Begin EXTRACTED INFORMATION
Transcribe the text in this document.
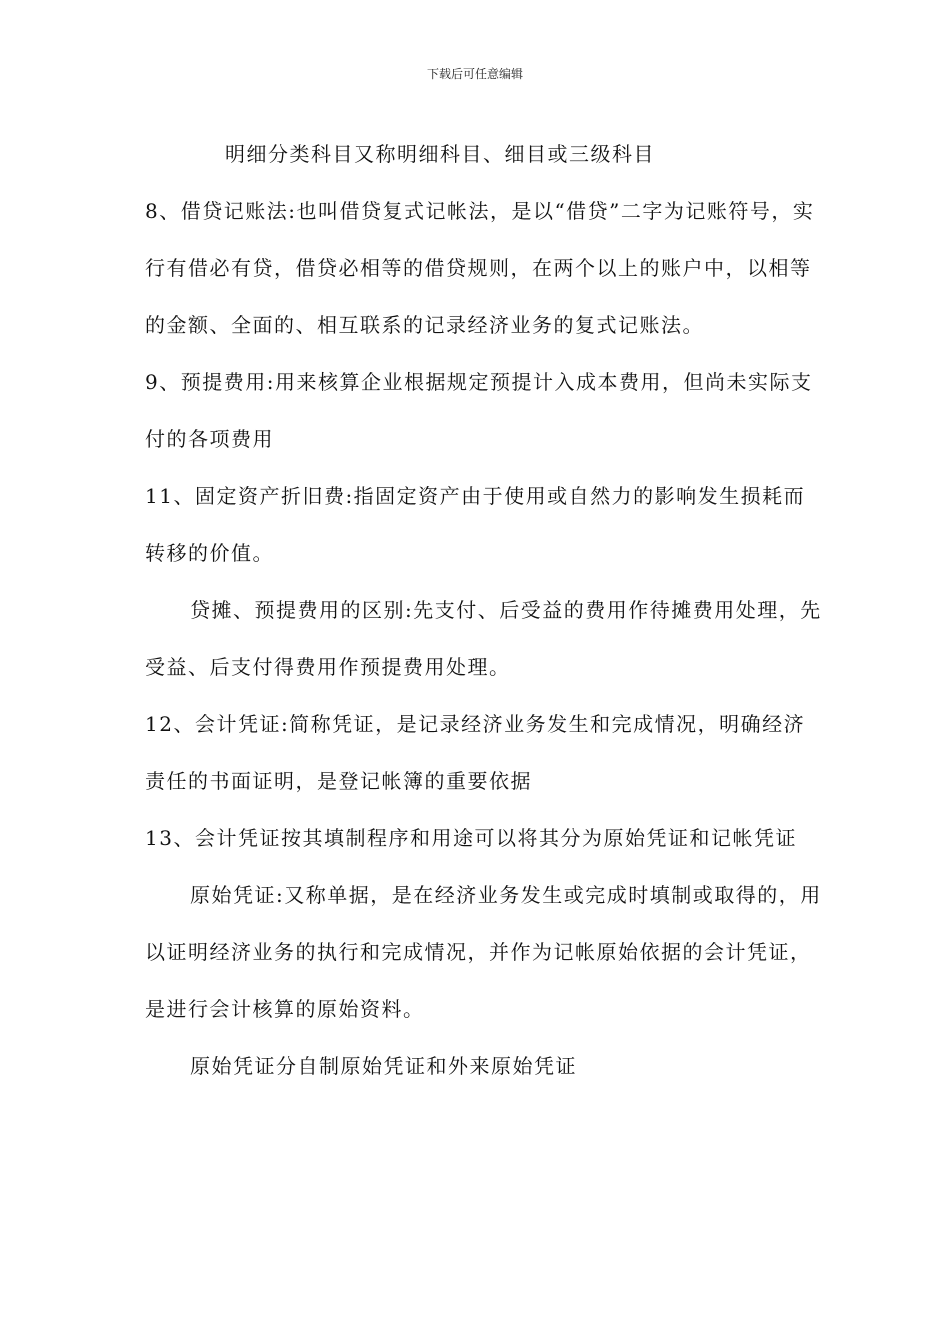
下载后可任意编辑

明细分类科目又称明细科目、细目或三级科目

8、借贷记账法:也叫借贷复式记帐法，是以“借贷”二字为记账符号，实行有借必有贷，借贷必相等的借贷规则，在两个以上的账户中，以相等的金额、全面的、相互联系的记录经济业务的复式记账法。

9、预提费用:用来核算企业根据规定预提计入成本费用，但尚未实际支付的各项费用

11、固定资产折旧费:指固定资产由于使用或自然力的影响发生损耗而转移的价值。

贷摊、预提费用的区别:先支付、后受益的费用作待摊费用处理，先受益、后支付得费用作预提费用处理。

12、会计凭证:简称凭证，是记录经济业务发生和完成情况，明确经济责任的书面证明，是登记帐簿的重要依据

13、会计凭证按其填制程序和用途可以将其分为原始凭证和记帐凭证

原始凭证:又称单据，是在经济业务发生或完成时填制或取得的，用以证明经济业务的执行和完成情况，并作为记帐原始依据的会计凭证，是进行会计核算的原始资料。

原始凭证分自制原始凭证和外来原始凭证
End EXTRACTED INFORMATION
Reproduce the records above exactly, leaving out every picture they contain.

### THE SOLUTION
Transcribe the text in this document.
下载后可任意编辑

明细分类科目又称明细科目、细目或三级科目

8、借贷记账法:也叫借贷复式记帐法，是以“借贷”二字为记账符号，实行有借必有贷，借贷必相等的借贷规则，在两个以上的账户中，以相等的金额、全面的、相互联系的记录经济业务的复式记账法。

9、预提费用:用来核算企业根据规定预提计入成本费用，但尚未实际支付的各项费用

11、固定资产折旧费:指固定资产由于使用或自然力的影响发生损耗而转移的价值。

贷摊、预提费用的区别:先支付、后受益的费用作待摊费用处理，先受益、后支付得费用作预提费用处理。

12、会计凭证:简称凭证，是记录经济业务发生和完成情况，明确经济责任的书面证明，是登记帐簿的重要依据

13、会计凭证按其填制程序和用途可以将其分为原始凭证和记帐凭证

原始凭证:又称单据，是在经济业务发生或完成时填制或取得的，用以证明经济业务的执行和完成情况，并作为记帐原始依据的会计凭证，是进行会计核算的原始资料。

原始凭证分自制原始凭证和外来原始凭证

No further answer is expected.